— Exercise prompt —
Among the entries, which lines carry the string "plastic"? Copy each of them.

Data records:
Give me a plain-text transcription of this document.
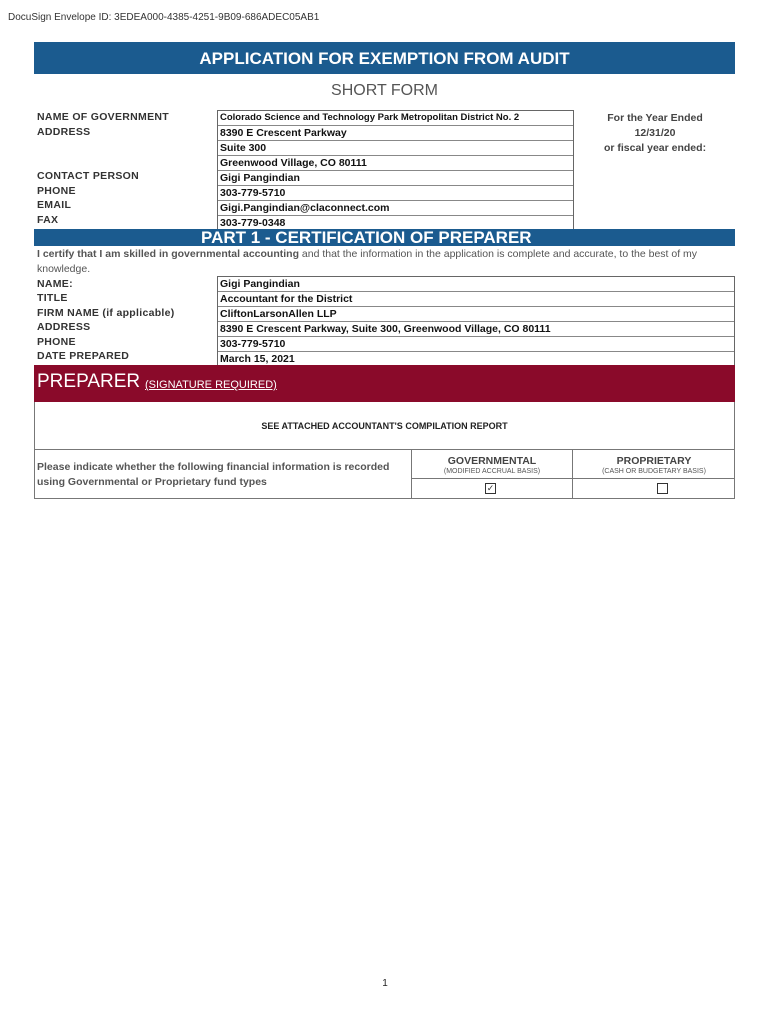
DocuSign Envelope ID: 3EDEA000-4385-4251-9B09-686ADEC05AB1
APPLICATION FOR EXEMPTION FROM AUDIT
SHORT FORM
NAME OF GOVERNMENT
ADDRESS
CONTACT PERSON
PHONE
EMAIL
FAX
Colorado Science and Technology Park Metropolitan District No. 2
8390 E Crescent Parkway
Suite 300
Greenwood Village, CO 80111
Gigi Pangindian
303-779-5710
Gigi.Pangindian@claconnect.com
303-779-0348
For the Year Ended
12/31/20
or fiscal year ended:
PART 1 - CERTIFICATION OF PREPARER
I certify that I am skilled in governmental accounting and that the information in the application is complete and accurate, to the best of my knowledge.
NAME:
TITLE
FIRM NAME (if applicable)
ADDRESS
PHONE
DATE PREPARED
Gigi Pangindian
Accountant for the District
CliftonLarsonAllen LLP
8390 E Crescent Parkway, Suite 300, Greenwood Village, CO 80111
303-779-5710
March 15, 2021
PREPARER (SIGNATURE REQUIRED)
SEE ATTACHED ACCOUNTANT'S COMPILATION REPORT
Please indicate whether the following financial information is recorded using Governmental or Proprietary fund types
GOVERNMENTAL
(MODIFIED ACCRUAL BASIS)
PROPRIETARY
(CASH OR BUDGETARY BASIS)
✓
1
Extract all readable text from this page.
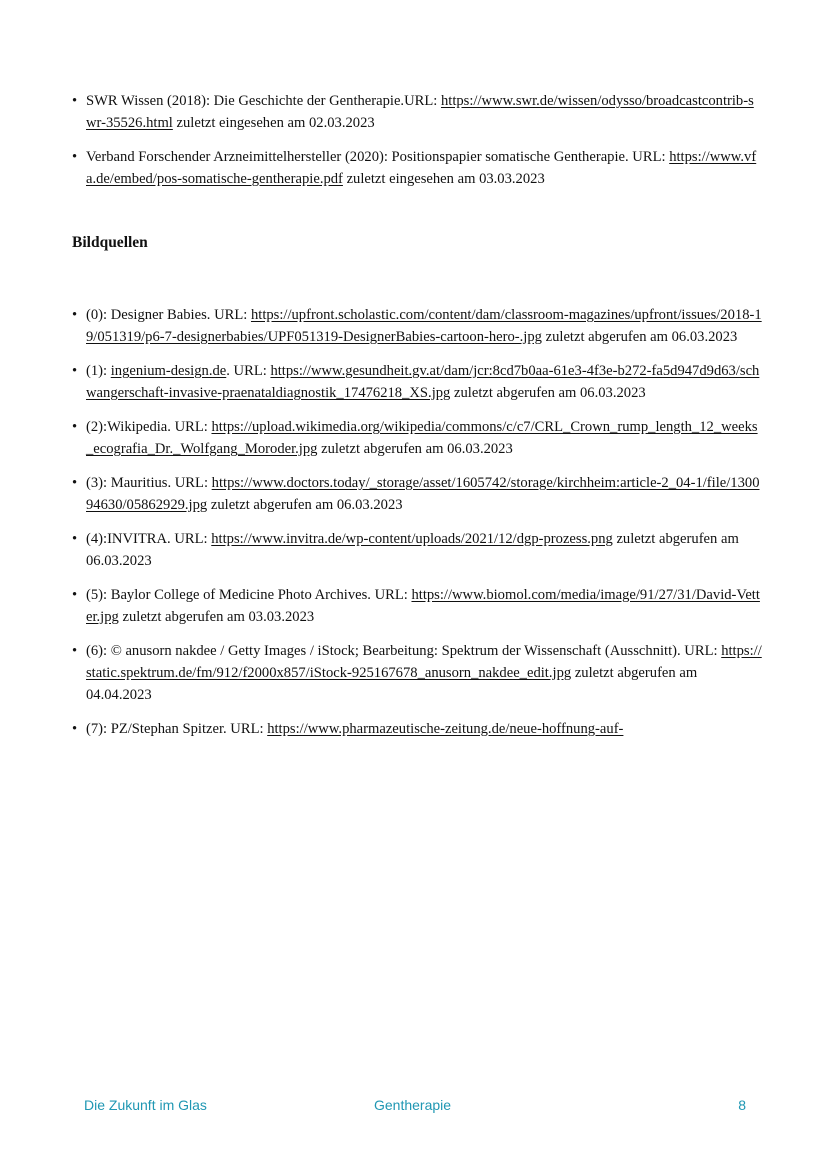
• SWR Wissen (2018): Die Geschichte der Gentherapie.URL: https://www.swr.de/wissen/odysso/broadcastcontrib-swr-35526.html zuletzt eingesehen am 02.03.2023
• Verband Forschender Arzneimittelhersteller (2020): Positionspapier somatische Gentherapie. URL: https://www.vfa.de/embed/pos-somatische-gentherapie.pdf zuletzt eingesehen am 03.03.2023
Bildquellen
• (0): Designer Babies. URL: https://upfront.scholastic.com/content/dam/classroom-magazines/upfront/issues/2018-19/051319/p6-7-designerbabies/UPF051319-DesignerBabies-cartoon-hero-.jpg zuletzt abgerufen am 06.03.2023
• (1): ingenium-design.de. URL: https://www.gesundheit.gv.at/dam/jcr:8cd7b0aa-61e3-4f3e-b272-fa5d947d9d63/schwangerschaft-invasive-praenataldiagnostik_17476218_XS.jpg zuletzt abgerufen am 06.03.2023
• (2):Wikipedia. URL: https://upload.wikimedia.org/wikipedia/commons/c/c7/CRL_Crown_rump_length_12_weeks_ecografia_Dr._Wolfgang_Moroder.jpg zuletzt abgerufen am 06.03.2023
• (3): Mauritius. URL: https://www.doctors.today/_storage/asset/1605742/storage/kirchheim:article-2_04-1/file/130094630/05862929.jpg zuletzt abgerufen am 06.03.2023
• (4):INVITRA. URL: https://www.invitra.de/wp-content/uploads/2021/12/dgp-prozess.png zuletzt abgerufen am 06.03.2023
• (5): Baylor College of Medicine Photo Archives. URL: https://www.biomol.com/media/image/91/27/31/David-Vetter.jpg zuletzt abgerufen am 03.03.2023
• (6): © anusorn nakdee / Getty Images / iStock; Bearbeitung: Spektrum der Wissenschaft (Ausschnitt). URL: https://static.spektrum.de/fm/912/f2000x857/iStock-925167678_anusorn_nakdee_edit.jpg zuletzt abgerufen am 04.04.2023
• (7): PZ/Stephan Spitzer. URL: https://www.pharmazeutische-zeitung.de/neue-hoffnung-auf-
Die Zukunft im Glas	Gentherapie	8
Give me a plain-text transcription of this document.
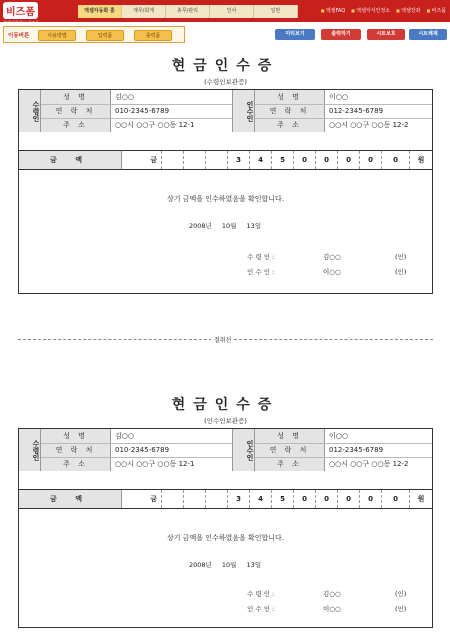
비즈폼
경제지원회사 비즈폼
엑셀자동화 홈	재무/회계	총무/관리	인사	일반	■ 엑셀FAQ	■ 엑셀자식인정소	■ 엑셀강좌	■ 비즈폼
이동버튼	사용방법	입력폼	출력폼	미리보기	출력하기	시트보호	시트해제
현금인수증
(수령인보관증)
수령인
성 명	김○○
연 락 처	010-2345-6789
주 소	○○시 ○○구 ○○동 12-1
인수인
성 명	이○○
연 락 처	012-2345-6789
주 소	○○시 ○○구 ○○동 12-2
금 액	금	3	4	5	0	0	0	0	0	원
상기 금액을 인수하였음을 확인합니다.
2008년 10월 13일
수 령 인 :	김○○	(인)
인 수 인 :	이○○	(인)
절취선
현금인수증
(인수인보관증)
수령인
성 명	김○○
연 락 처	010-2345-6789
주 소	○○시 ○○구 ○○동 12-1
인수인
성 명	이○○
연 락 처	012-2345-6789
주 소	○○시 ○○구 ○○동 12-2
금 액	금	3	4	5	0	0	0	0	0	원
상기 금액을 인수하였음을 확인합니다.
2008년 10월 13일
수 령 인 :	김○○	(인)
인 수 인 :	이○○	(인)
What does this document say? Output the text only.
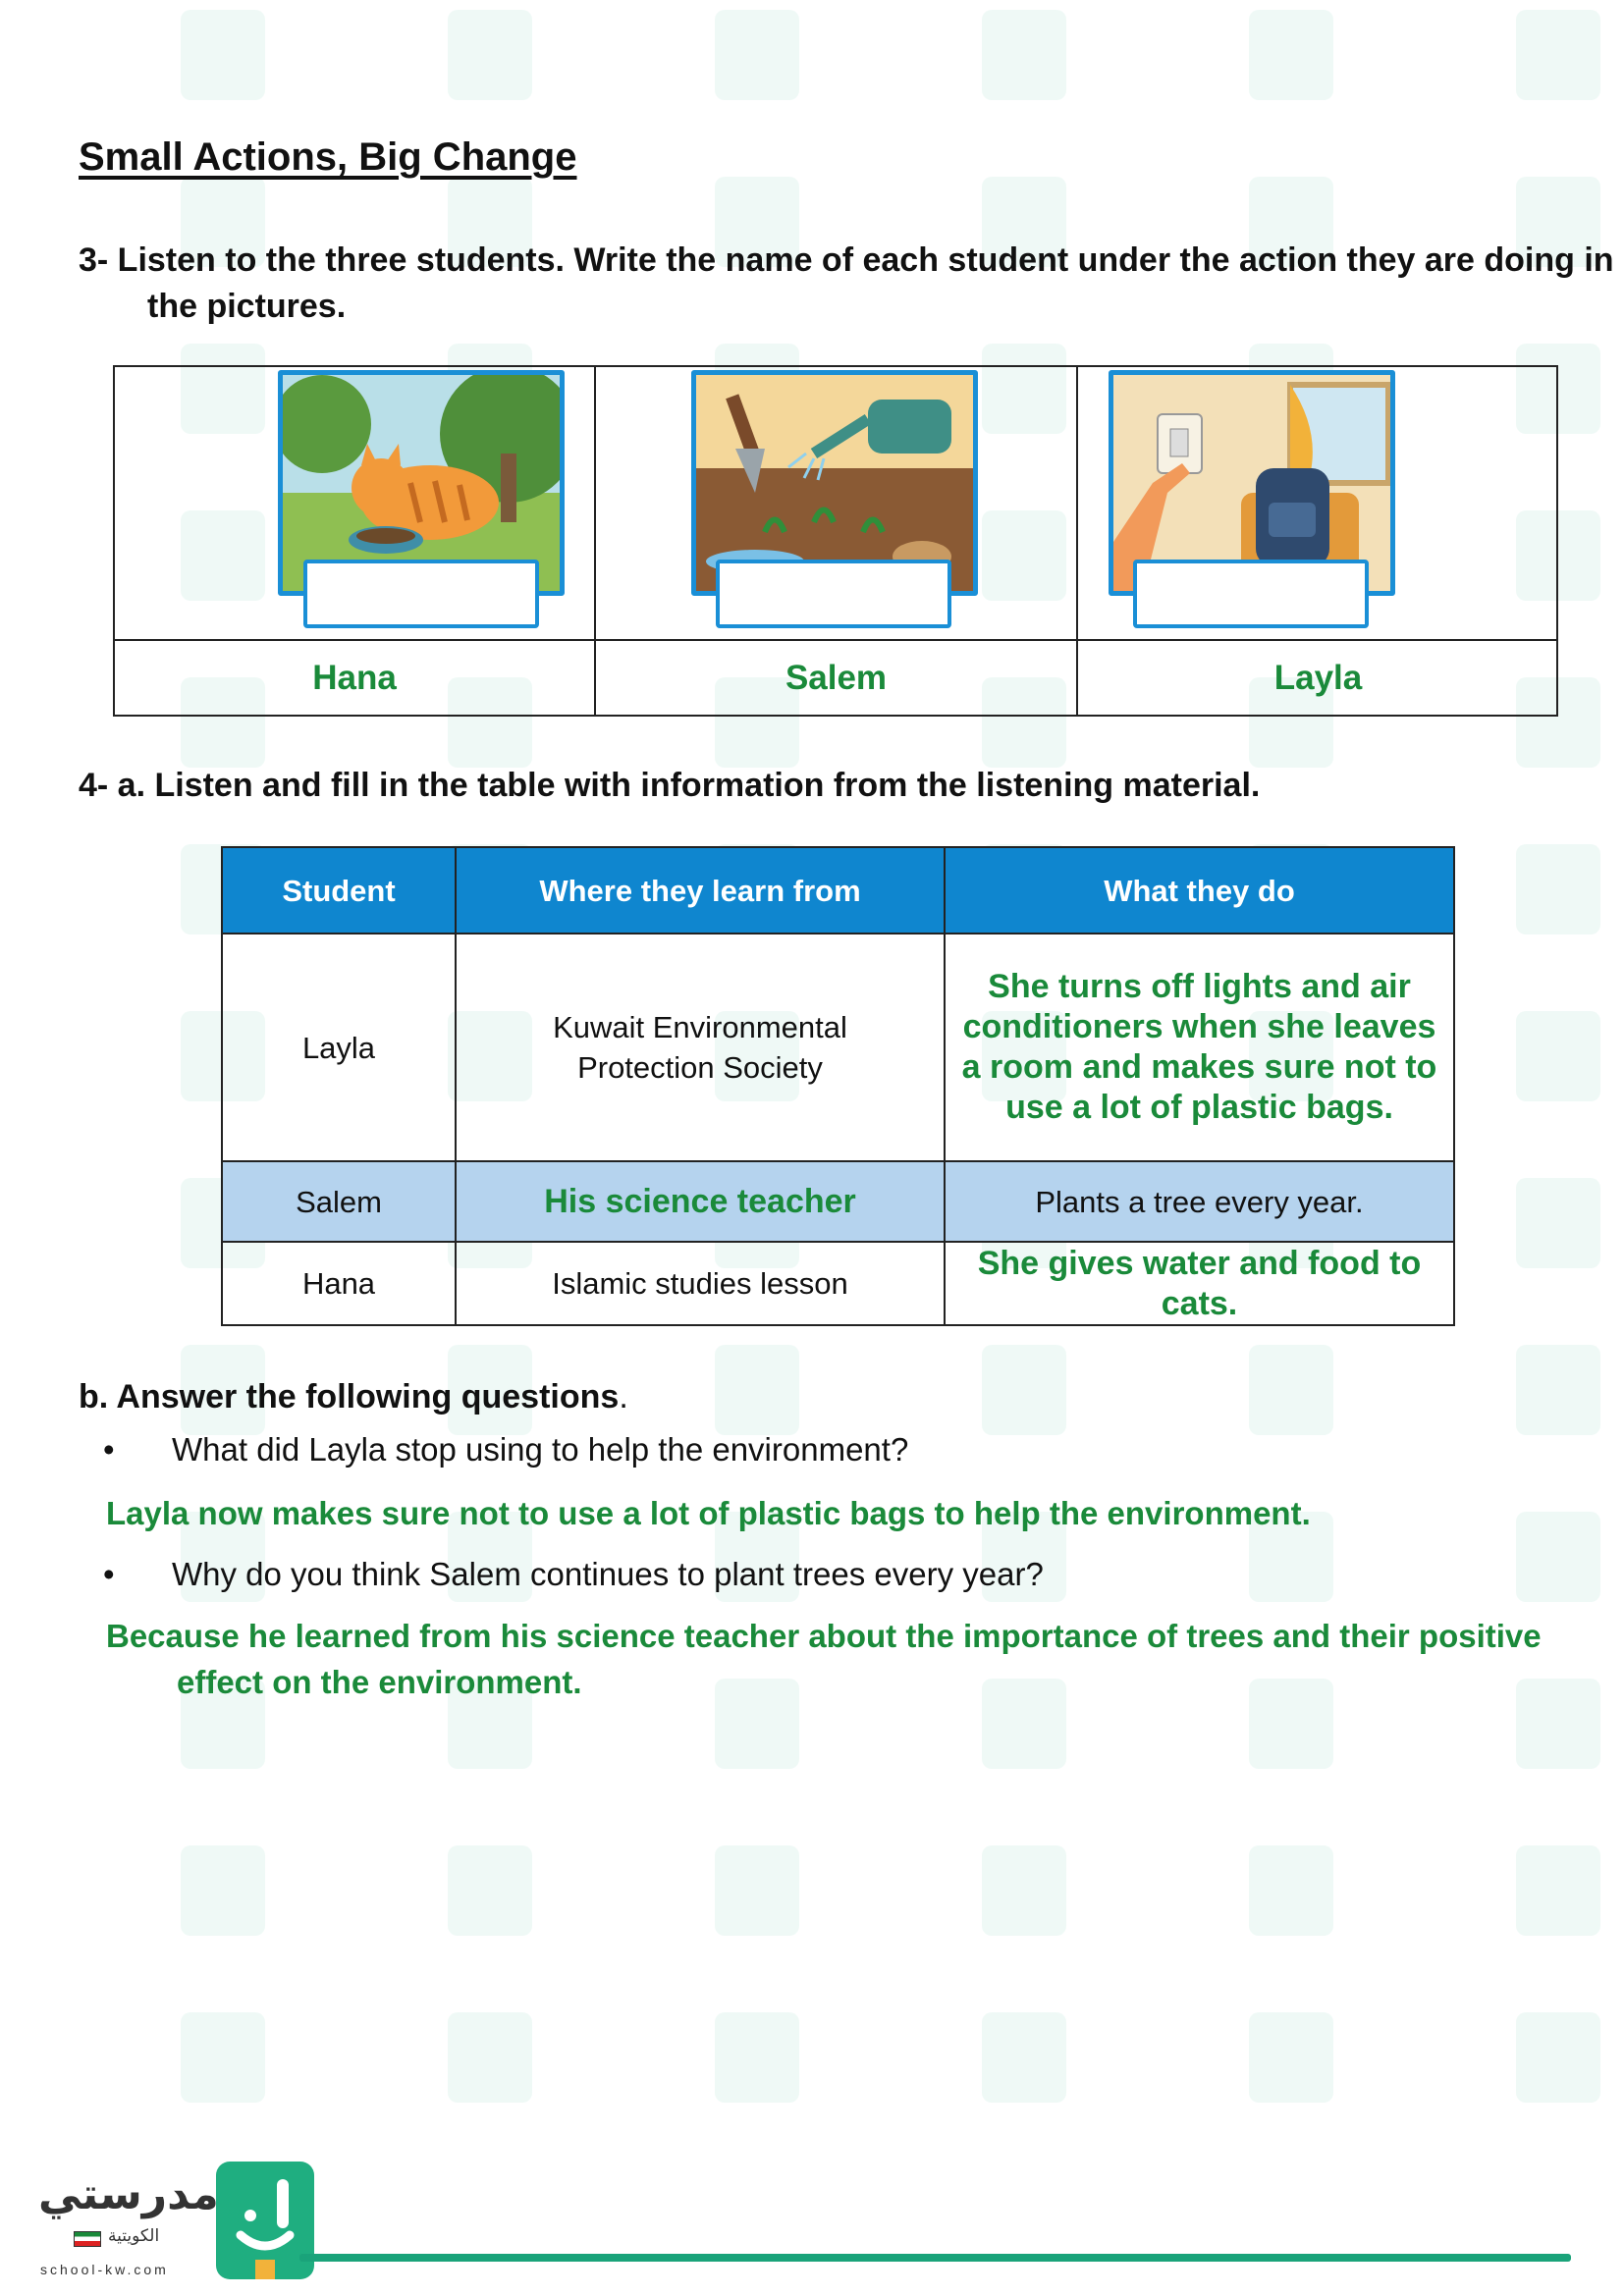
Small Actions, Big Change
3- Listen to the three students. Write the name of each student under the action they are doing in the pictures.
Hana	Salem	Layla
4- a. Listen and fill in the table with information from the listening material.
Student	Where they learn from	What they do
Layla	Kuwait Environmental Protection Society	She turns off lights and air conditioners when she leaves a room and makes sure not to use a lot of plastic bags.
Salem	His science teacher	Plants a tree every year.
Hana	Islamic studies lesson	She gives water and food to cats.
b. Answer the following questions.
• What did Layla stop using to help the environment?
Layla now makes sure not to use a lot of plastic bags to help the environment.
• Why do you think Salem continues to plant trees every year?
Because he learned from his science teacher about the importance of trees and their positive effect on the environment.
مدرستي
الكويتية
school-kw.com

— Reply to the exercise —
Layla	Kuwait Environmental Protection Society	She turns off lights and air conditioners when she leaves a room and makes sure not to use a lot of plastic bags.
Layla now makes sure not to use a lot of plastic bags to help the environment.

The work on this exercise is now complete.